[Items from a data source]
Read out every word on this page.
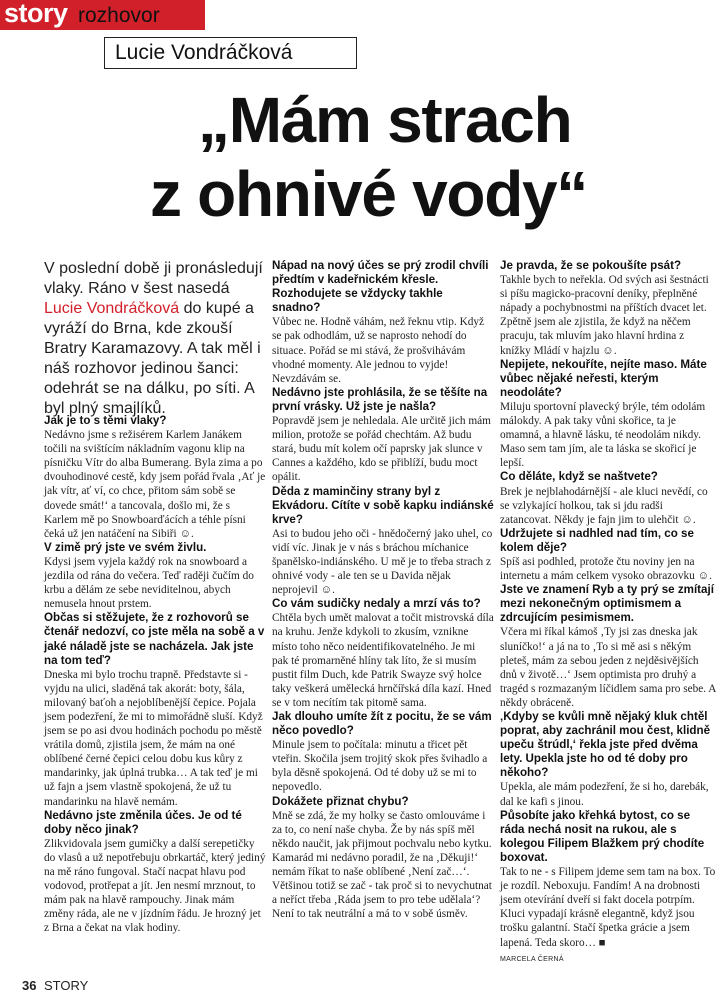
story rozhovor
Lucie Vondráčková
„Mám strach
z ohnivé vody“

V poslední době ji pronásledují vlaky. Ráno v šest nasedá Lucie Vondráčková do kupé a vyráží do Brna, kde zkouší Bratry Karamazovy. A tak měl i náš rozhovor jedinou šanci: odehrát se na dálku, po síti. A byl plný smajlíků.

Jak je to s těmi vlaky?
Nedávno jsme s režisérem Karlem Janákem točili na svištícím nákladním vagonu klip na písničku Vítr do alba Bumerang. Byla zima a po dvouhodinové cestě, kdy jsem pořád řvala ‚Ať je jak vítr, ať ví, co chce, přitom sám sobě se dovede smát!‘ a tancovala, došlo mi, že s Karlem mě po Snowboarďácích a téhle písni čeká už jen natáčení na Sibiři ☺.
V zimě prý jste ve svém živlu.
Kdysi jsem vyjela každý rok na snowboard a jezdila od rána do večera. Teď raději čučím do krbu a dělám ze sebe neviditelnou, abych nemusela hnout prstem.
Občas si stěžujete, že z rozhovorů se čtenář nedozví, co jste měla na sobě a v jaké náladě jste se nacházela. Jak jste na tom teď?
Dneska mi bylo trochu trapně. Představte si - vyjdu na ulici, sladěná tak akorát: boty, šála, milovaný baťoh a nejoblíbenější čepice. Pojala jsem podezření, že mi to mimořádně sluší. Když jsem se po asi dvou hodinách pochodu po městě vrátila domů, zjistila jsem, že mám na oné oblíbené černé čepici celou dobu kus kůry z mandarinky, jak úplná trubka… A tak teď je mi už fajn a jsem vlastně spokojená, že už tu mandarinku na hlavě nemám.
Nedávno jste změnila účes. Je od té doby něco jinak?
Zlikvidovala jsem gumičky a další serepetičky do vlasů a už nepotřebuju obrkartáč, který jediný na mě ráno fungoval. Stačí nacpat hlavu pod vodovod, protřepat a jít. Jen nesmí mrznout, to mám pak na hlavě rampouchy. Jinak mám změny ráda, ale ne v jízdním řádu. Je hrozný jet z Brna a čekat na vlak hodiny.
Nápad na nový účes se prý zrodil chvíli předtím v kadeřnickém křesle. Rozhodujete se vždycky takhle snadno?
Vůbec ne. Hodně váhám, než řeknu vtip. Když se pak odhodlám, už se naprosto nehodí do situace. Pořád se mi stává, že prošvihávám vhodné momenty. Ale jednou to vyjde! Nevzdávám se.
Nedávno jste prohlásila, že se těšíte na první vrásky. Už jste je našla?
Popravdě jsem je nehledala. Ale určitě jich mám milion, protože se pořád chechtám. Až budu stará, budu mít kolem očí paprsky jak slunce v Cannes a každého, kdo se přiblíží, budu moct opálit.
Děda z maminčiny strany byl z Ekvádoru. Cítíte v sobě kapku indiánské krve?
Asi to budou jeho oči - hnědočerný jako uhel, co vidí víc. Jinak je v nás s bráchou míchanice španělsko-indiánského. U mě je to třeba strach z ohnivé vody - ale ten se u Davida nějak neprojevil ☺.
Co vám sudičky nedaly a mrzí vás to?
Chtěla bych umět malovat a točit mistrovská díla na kruhu. Jenže kdykoli to zkusím, vznikne místo toho něco neidentifikovatelného. Je mi pak té promarněné hlíny tak líto, že si musím pustit film Duch, kde Patrik Swayze svý holce taky veškerá umělecká hrnčířská díla kazí. Hned se v tom necítím tak pitomě sama.
Jak dlouho umíte žít z pocitu, že se vám něco povedlo?
Minule jsem to počítala: minutu a třicet pět vteřin. Skočila jsem trojitý skok přes švihadlo a byla děsně spokojená. Od té doby už se mi to nepovedlo.
Dokážete přiznat chybu?
Mně se zdá, že my holky se často omlouváme i za to, co není naše chyba. Že by nás spíš měl někdo naučit, jak přijmout pochvalu nebo kytku. Kamarád mi nedávno poradil, že na ‚Děkuji!‘ nemám říkat to naše oblíbené ‚Není zač…‘. Většinou totiž se zač - tak proč si to nevychutnat a neříct třeba ‚Ráda jsem to pro tebe udělala‘? Není to tak neutrální a má to v sobě úsměv.
Je pravda, že se pokoušíte psát?
Takhle bych to neřekla. Od svých asi šestnácti si píšu magicko-pracovní deníky, přeplněné nápady a pochybnostmi na příštích dvacet let. Zpětně jsem ale zjistila, že když na něčem pracuju, tak mluvím jako hlavní hrdina z knížky Mládí v hajzlu ☺.
Nepijete, nekouříte, nejíte maso. Máte vůbec nějaké neřesti, kterým neodoláte?
Miluju sportovní plavecký brýle, tém odolám málokdy. A pak taky vůni skořice, ta je omamná, a hlavně lásku, té neodolám nikdy. Maso sem tam jím, ale ta láska se skořicí je lepší.
Co děláte, když se naštvete?
Brek je nejblahodárnější - ale kluci nevědí, co se vzlykající holkou, tak si jdu radši zatancovat. Někdy je fajn jim to ulehčit ☺.
Udržujete si nadhled nad tím, co se kolem děje?
Spíš asi podhled, protože čtu noviny jen na internetu a mám celkem vysoko obrazovku ☺.
Jste ve znamení Ryb a ty prý se zmítají mezi nekonečným optimismem a zdrcujícím pesimismem.
Včera mi říkal kámoš ‚Ty jsi zas dneska jak sluníčko!‘ a já na to ‚To si mě asi s někým pleteš, mám za sebou jeden z nejděsivějších dnů v životě…‘ Jsem optimista pro druhý a tragéd s rozmazaným líčidlem sama pro sebe. A někdy obráceně.
‚Kdyby se kvůli mně nějaký kluk chtěl poprat, aby zachránil mou čest, klidně upeču štrúdl,‘ řekla jste před dvěma lety. Upekla jste ho od té doby pro někoho?
Upekla, ale mám podezření, že si ho, darebák, dal ke kafi s jinou.
Působíte jako křehká bytost, co se ráda nechá nosit na rukou, ale s kolegou Filipem Blažkem prý chodíte boxovat.
Tak to ne - s Filipem jdeme sem tam na box. To je rozdíl. Neboxuju. Fandím! A na drobnosti jsem otevírání dveří si fakt docela potrpím. Kluci vypadají krásně elegantně, když jsou trošku galantní. Stačí špetka grácie a jsem lapená. Teda skoro… ■
MARCELA ČERNÁ
36 STORY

◆ EXERCISE DETAILS
Leave out the pictures and restate everything else word for word.

◆ ANSWER TO THIS TASK
Read out every word on this page.
story rozhovor
Lucie Vondráčková
„Mám strach
z ohnivé vody“

V poslední době ji pronásledují vlaky. Ráno v šest nasedá Lucie Vondráčková do kupé a vyráží do Brna, kde zkouší Bratry Karamazovy. A tak měl i náš rozhovor jedinou šanci: odehrát se na dálku, po síti. A byl plný smajlíků.

Jak je to s těmi vlaky?
Nedávno jsme s režisérem Karlem Janákem točili na svištícím nákladním vagonu klip na písničku Vítr do alba Bumerang. Byla zima a po dvouhodinové cestě, kdy jsem pořád řvala ‚Ať je jak vítr, ať ví, co chce, přitom sám sobě se dovede smát!‘ a tancovala, došlo mi, že s Karlem mě po Snowboarďácích a téhle písni čeká už jen natáčení na Sibiři ☺.
V zimě prý jste ve svém živlu.
Kdysi jsem vyjela každý rok na snowboard a jezdila od rána do večera. Teď raději čučím do krbu a dělám ze sebe neviditelnou, abych nemusela hnout prstem.
Občas si stěžujete, že z rozhovorů se čtenář nedozví, co jste měla na sobě a v jaké náladě jste se nacházela. Jak jste na tom teď?
Dneska mi bylo trochu trapně. Představte si - vyjdu na ulici, sladěná tak akorát: boty, šála, milovaný baťoh a nejoblíbenější čepice. Pojala jsem podezření, že mi to mimořádně sluší. Když jsem se po asi dvou hodinách pochodu po městě vrátila domů, zjistila jsem, že mám na oné oblíbené černé čepici celou dobu kus kůry z mandarinky, jak úplná trubka… A tak teď je mi už fajn a jsem vlastně spokojená, že už tu mandarinku na hlavě nemám.
Nedávno jste změnila účes. Je od té doby něco jinak?
Zlikvidovala jsem gumičky a další serepetičky do vlasů a už nepotřebuju obrkartáč, který jediný na mě ráno fungoval. Stačí nacpat hlavu pod vodovod, protřepat a jít. Jen nesmí mrznout, to mám pak na hlavě rampouchy. Jinak mám změny ráda, ale ne v jízdním řádu. Je hrozný jet z Brna a čekat na vlak hodiny.
Nápad na nový účes se prý zrodil chvíli předtím v kadeřnickém křesle. Rozhodujete se vždycky takhle snadno?
Vůbec ne. Hodně váhám, než řeknu vtip. Když se pak odhodlám, už se naprosto nehodí do situace. Pořád se mi stává, že prošvihávám vhodné momenty. Ale jednou to vyjde! Nevzdávám se.
Nedávno jste prohlásila, že se těšíte na první vrásky. Už jste je našla?
Popravdě jsem je nehledala. Ale určitě jich mám milion, protože se pořád chechtám. Až budu stará, budu mít kolem očí paprsky jak slunce v Cannes a každého, kdo se přiblíží, budu moct opálit.
Děda z maminčiny strany byl z Ekvádoru. Cítíte v sobě kapku indiánské krve?
Asi to budou jeho oči - hnědočerný jako uhel, co vidí víc. Jinak je v nás s bráchou míchanice španělsko-indiánského. U mě je to třeba strach z ohnivé vody - ale ten se u Davida nějak neprojevil ☺.
Co vám sudičky nedaly a mrzí vás to?
Chtěla bych umět malovat a točit mistrovská díla na kruhu. Jenže kdykoli to zkusím, vznikne místo toho něco neidentifikovatelného. Je mi pak té promarněné hlíny tak líto, že si musím pustit film Duch, kde Patrik Swayze svý holce taky veškerá umělecká hrnčířská díla kazí. Hned se v tom necítím tak pitomě sama.
Jak dlouho umíte žít z pocitu, že se vám něco povedlo?
Minule jsem to počítala: minutu a třicet pět vteřin. Skočila jsem trojitý skok přes švihadlo a byla děsně spokojená. Od té doby už se mi to nepovedlo.
Dokážete přiznat chybu?
Mně se zdá, že my holky se často omlouváme i za to, co není naše chyba. Že by nás spíš měl někdo naučit, jak přijmout pochvalu nebo kytku. Kamarád mi nedávno poradil, že na ‚Děkuji!‘ nemám říkat to naše oblíbené ‚Není zač…‘. Většinou totiž se zač - tak proč si to nevychutnat a neříct třeba ‚Ráda jsem to pro tebe udělala‘? Není to tak neutrální a má to v sobě úsměv.
Je pravda, že se pokoušíte psát?
Takhle bych to neřekla. Od svých asi šestnácti si píšu magicko-pracovní deníky, přeplněné nápady a pochybnostmi na příštích dvacet let. Zpětně jsem ale zjistila, že když na něčem pracuju, tak mluvím jako hlavní hrdina z knížky Mládí v hajzlu ☺.
Nepijete, nekouříte, nejíte maso. Máte vůbec nějaké neřesti, kterým neodoláte?
Miluju sportovní plavecký brýle, tém odolám málokdy. A pak taky vůni skořice, ta je omamná, a hlavně lásku, té neodolám nikdy. Maso sem tam jím, ale ta láska se skořicí je lepší.
Co děláte, když se naštvete?
Brek je nejblahodárnější - ale kluci nevědí, co se vzlykající holkou, tak si jdu radši zatancovat. Někdy je fajn jim to ulehčit ☺.
Udržujete si nadhled nad tím, co se kolem děje?
Spíš asi podhled, protože čtu noviny jen na internetu a mám celkem vysoko obrazovku ☺.
Jste ve znamení Ryb a ty prý se zmítají mezi nekonečným optimismem a zdrcujícím pesimismem.
Včera mi říkal kámoš ‚Ty jsi zas dneska jak sluníčko!‘ a já na to ‚To si mě asi s někým pleteš, mám za sebou jeden z nejděsivějších dnů v životě…‘ Jsem optimista pro druhý a tragéd s rozmazaným líčidlem sama pro sebe. A někdy obráceně.
‚Kdyby se kvůli mně nějaký kluk chtěl poprat, aby zachránil mou čest, klidně upeču štrúdl,‘ řekla jste před dvěma lety. Upekla jste ho od té doby pro někoho?
Upekla, ale mám podezření, že si ho, darebák, dal ke kafi s jinou.
Působíte jako křehká bytost, co se ráda nechá nosit na rukou, ale s kolegou Filipem Blažkem prý chodíte boxovat.
Tak to ne - s Filipem jdeme sem tam na box. To je rozdíl. Neboxuju. Fandím! A na drobnosti jsem otevírání dveří si fakt docela potrpím. Kluci vypadají krásně elegantně, když jsou trošku galantní. Stačí špetka grácie a jsem lapená. Teda skoro… ■
MARCELA ČERNÁ
36 STORY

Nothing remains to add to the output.